Which lines hold the word "title"? Copy each of them.

SOURCE MATERIAL —
+---+
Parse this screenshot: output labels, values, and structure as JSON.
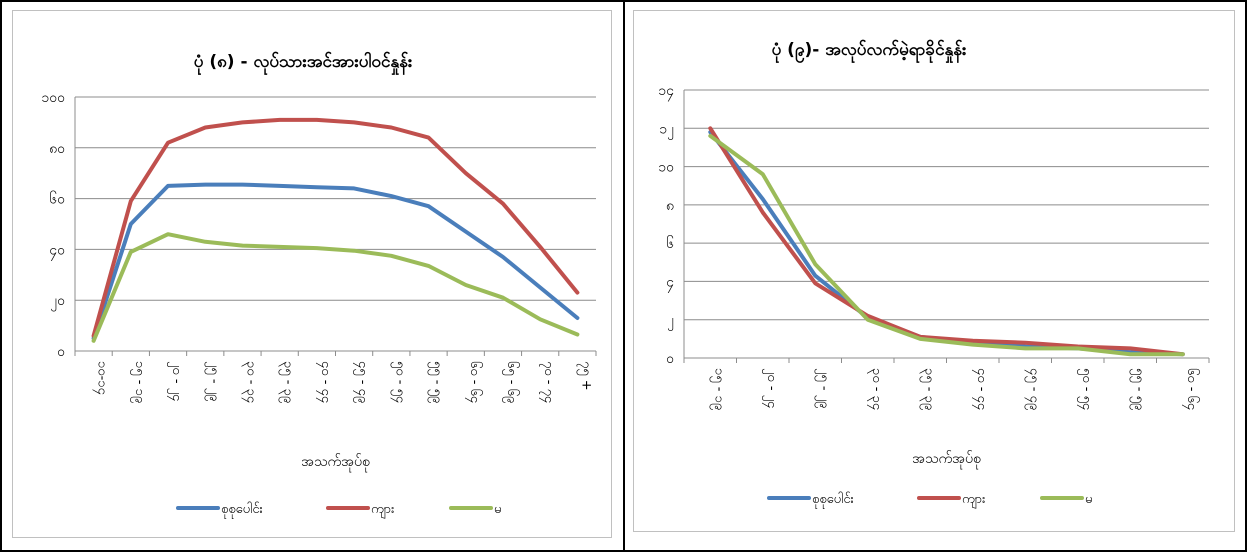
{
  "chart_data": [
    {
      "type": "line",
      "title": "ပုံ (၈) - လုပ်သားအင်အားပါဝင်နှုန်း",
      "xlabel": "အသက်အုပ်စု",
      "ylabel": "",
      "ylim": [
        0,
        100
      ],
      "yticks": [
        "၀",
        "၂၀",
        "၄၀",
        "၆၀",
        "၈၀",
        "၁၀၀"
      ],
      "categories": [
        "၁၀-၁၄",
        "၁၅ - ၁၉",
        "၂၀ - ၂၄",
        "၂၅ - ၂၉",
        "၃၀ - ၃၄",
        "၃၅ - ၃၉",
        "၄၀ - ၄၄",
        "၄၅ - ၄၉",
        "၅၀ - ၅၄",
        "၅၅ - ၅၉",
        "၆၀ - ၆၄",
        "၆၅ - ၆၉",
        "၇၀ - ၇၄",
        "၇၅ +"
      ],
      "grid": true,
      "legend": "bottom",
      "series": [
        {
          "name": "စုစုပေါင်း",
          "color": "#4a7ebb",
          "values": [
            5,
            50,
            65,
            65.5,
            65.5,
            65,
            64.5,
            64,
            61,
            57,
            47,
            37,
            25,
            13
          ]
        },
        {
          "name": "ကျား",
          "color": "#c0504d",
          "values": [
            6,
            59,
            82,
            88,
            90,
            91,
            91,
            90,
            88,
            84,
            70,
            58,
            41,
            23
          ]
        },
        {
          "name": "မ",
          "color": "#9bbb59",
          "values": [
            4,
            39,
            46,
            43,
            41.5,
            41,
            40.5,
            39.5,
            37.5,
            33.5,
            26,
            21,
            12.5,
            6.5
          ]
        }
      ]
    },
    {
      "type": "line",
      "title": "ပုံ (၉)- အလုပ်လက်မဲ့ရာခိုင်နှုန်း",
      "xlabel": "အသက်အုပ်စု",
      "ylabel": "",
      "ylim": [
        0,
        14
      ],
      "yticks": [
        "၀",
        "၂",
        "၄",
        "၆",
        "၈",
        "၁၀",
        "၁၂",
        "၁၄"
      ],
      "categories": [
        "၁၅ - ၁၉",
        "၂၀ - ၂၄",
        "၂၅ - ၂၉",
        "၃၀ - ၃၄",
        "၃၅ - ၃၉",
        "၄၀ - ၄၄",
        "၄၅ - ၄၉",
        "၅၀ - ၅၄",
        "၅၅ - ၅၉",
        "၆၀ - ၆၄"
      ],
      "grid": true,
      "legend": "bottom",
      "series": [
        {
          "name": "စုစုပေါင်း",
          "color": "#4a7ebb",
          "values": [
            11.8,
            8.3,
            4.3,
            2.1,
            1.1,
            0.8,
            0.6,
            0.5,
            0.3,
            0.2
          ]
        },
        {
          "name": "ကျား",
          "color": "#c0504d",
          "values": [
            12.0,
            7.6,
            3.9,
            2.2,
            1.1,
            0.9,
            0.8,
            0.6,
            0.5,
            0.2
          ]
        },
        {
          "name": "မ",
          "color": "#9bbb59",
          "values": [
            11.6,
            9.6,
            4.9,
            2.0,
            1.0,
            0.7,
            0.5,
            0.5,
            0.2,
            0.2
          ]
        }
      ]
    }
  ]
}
+---+
THE REPLY —
      "title": "ပုံ (၈) - လုပ်သားအင်အားပါဝင်နှုန်း",
      "title": "ပုံ (၉)- အလုပ်လက်မဲ့ရာခိုင်နှုန်း",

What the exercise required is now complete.